> **Set exercise**
In the following material, identify every line holding the string "ylabel" and return it.

> **Provided information**
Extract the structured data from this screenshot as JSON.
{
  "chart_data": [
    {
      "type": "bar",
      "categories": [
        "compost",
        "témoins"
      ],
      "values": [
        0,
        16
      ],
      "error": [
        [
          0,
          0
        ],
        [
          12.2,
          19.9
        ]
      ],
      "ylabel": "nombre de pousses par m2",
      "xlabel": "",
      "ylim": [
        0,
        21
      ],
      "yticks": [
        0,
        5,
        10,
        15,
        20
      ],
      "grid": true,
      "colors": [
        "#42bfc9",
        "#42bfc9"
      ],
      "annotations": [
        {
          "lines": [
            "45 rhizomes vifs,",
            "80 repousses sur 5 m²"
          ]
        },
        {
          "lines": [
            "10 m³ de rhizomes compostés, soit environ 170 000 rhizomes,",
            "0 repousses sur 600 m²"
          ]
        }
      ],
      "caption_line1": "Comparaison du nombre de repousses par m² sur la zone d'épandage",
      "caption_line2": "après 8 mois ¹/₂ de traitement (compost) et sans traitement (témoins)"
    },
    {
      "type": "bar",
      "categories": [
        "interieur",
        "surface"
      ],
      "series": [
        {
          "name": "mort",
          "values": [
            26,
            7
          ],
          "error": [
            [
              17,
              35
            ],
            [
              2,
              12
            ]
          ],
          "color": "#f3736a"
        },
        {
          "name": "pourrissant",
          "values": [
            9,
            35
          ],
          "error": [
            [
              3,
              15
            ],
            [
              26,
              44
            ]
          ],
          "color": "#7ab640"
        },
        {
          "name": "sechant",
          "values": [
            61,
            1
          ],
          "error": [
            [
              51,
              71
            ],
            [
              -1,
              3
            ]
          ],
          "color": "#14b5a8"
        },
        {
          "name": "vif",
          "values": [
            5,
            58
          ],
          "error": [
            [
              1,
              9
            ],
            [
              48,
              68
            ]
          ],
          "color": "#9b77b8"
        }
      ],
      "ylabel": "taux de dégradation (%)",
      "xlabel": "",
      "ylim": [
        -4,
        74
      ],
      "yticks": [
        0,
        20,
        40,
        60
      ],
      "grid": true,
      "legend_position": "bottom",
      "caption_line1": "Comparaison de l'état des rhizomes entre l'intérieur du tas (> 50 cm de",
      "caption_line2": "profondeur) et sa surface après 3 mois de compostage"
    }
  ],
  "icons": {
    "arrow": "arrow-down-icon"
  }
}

> **Exercise result**
      "ylabel": "nombre de pousses par m2",
      "ylabel": "taux de dégradation (%)",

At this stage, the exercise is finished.